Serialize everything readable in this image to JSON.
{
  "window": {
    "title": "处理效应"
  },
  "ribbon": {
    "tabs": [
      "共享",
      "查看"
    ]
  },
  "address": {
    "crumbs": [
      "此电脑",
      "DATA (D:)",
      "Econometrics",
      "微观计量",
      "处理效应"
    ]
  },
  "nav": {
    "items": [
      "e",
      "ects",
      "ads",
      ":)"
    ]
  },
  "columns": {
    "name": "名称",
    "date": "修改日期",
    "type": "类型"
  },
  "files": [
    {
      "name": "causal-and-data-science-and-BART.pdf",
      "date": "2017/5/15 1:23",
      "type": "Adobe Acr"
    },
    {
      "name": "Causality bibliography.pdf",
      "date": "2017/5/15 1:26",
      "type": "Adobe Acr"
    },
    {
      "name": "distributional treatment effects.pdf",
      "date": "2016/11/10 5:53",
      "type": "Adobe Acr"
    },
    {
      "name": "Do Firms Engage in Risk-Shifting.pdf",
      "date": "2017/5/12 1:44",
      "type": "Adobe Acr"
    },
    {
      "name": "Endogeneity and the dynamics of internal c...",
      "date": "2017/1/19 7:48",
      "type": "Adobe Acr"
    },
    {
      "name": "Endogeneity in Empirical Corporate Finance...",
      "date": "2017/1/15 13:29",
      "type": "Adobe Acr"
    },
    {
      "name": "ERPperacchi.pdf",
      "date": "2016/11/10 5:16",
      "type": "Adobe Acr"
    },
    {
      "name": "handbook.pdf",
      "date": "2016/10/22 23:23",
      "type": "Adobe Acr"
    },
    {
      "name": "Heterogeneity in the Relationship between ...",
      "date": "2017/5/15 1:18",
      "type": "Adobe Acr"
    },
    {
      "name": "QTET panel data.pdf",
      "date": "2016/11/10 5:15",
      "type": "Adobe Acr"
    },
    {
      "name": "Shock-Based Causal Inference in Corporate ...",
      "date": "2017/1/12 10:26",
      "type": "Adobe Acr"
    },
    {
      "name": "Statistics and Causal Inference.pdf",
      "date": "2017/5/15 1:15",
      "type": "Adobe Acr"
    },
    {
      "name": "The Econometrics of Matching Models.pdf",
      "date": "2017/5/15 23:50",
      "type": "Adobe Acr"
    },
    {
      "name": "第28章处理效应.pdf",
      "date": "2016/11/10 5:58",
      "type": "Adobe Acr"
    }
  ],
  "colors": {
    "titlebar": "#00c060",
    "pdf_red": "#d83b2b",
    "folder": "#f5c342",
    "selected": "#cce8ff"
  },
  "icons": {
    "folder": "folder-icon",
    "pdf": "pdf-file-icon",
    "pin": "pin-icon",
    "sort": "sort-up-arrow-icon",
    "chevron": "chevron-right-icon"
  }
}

### Problem description
How many lines in the listing above contain "Corporate"? Answer with the number alone.

### Expected output
2